The thing I am trying to achieve is a "full-width" or rather "80% width" design so that it fits the browser size down to 800px. (min-width).

A part of the content will contain a navigation block placed to the right (fixed size, say 300px), I have achieved this by using float although I have learned to hate float because of the "clearfix" issue, bur for the lack of better.

To the left of it I wanted the content to take up space to the right floating element.

However if that content grows beyond the width then it pushes the right floated element down.

So something like:

   -----------------------------------------------------------
          |                 Header                    |
          |                <header>                   |
          |-------------------------------------------|
   <-10%->|         <- Fill ->            |<- 300px ->|<-10%->
          |                               |           |
          |         <section>             |  <aside>  |
   -----------------------------------------------------------

Section (id=articles) is set to:

margin: 0 0 0 30px;
display: inline-block;
float: left;

Aside (id=sidebar) is set to:

margin: 0 30px 10px 30px;
width: 290px;   

border:1px solid #6B6B6B;

border-radius: 6px;
-moz-border-radius: 6px;
-webkit-border-radius: 6px;

box-shadow: 0px 0px 2px 1px #6B6B6B inset;

display: inline-block;
float: right;

Ways of fixing it:

  • display: table and table-cell, works but it adds extra tags I would like to avoid, also not sure that works everywhere?

**Goal 1**
Summarize the post about the floated sidebar layout in two sentences.
**Goal 2**
Write the next part of the post about the floated sidebar layout, picking up after its last line.

**Element-and-box listings**
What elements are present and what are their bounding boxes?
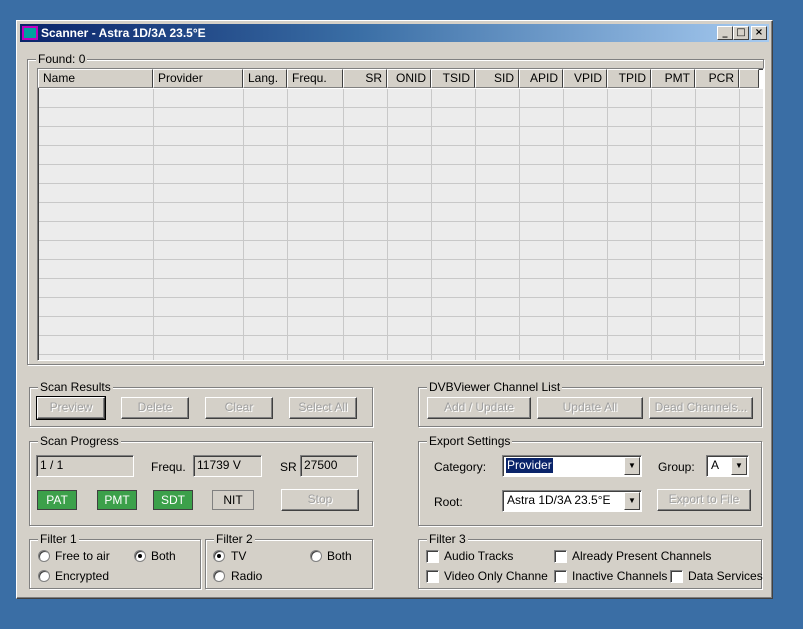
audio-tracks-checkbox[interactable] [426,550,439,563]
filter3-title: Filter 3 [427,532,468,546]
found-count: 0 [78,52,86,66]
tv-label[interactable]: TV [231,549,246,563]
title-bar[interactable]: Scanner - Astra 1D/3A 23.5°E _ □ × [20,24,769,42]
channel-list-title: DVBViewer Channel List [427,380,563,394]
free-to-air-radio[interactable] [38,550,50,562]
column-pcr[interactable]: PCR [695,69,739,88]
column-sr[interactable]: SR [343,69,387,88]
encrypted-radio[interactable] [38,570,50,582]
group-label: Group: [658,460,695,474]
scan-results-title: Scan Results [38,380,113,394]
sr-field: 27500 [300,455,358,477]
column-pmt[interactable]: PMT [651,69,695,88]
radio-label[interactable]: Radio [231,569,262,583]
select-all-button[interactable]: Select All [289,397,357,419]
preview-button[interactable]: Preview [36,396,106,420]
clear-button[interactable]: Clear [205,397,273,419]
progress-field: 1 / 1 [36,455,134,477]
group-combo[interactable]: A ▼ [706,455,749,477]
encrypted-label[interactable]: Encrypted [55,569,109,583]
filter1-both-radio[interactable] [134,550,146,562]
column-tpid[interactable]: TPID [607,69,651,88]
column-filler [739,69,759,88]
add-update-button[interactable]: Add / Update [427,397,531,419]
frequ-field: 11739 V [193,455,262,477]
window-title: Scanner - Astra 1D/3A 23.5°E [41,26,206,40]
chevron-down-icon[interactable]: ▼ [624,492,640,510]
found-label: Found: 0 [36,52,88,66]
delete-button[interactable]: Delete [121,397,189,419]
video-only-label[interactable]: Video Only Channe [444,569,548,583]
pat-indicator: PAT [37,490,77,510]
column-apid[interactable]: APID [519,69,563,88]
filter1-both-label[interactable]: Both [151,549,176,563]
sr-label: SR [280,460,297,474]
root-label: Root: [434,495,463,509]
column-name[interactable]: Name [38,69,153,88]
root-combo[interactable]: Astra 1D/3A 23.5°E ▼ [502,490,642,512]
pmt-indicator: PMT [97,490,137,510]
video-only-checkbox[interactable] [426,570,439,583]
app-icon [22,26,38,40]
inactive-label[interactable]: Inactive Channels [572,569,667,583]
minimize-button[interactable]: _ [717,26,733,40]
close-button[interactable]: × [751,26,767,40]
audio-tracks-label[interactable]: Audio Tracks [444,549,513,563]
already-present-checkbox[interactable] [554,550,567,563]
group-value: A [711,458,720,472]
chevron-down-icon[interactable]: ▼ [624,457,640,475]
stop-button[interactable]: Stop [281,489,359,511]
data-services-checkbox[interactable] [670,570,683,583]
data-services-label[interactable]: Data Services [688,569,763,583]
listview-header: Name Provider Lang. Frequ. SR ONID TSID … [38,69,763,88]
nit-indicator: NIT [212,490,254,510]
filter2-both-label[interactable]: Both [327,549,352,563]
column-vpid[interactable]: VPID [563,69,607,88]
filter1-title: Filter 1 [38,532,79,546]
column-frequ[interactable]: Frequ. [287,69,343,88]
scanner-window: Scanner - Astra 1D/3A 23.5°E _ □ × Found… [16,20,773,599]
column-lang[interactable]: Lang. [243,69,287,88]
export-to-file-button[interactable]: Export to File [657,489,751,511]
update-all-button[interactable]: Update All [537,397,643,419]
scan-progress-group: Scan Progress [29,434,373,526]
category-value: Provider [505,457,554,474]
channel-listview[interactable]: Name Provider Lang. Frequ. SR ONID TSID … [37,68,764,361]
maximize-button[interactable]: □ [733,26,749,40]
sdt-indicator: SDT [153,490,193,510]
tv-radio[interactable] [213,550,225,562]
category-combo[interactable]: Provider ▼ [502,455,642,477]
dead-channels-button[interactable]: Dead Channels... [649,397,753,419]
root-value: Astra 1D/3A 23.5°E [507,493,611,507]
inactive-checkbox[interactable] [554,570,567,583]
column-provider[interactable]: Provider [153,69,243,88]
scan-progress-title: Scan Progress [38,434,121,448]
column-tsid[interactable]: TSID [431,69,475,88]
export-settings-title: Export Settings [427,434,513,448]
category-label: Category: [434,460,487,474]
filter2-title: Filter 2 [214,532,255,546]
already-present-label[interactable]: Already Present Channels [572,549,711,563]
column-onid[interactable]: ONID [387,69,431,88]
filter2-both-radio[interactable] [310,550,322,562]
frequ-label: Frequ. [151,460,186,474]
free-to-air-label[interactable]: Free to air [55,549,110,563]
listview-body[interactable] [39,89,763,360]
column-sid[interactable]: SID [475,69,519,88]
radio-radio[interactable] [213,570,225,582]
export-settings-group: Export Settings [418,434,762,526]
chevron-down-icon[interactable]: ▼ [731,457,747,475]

**Answer 1**
The writer wants an 80%-width design that fits the browser down to 800px, with a fixed-size navigation block floated to the right and content filling the space to its left. When that content grows beyond the width, it pushes the right-floated element down; using display: table and table-cell works but adds extra tags the writer would like to avoid.

**Answer 2**
  • flexbox? well so I thought but having issues with it, but it is not widely supported anyways.
  • Let all have fixed width.
  • Let all have dynamic width. (ohh boy)
  • Tables, but we know that discussion all to well.

Now ill properly work on with the first one on that list as that is the only thing that currently let me achieve the goal, but I would like to see if there wasn't a more clean way.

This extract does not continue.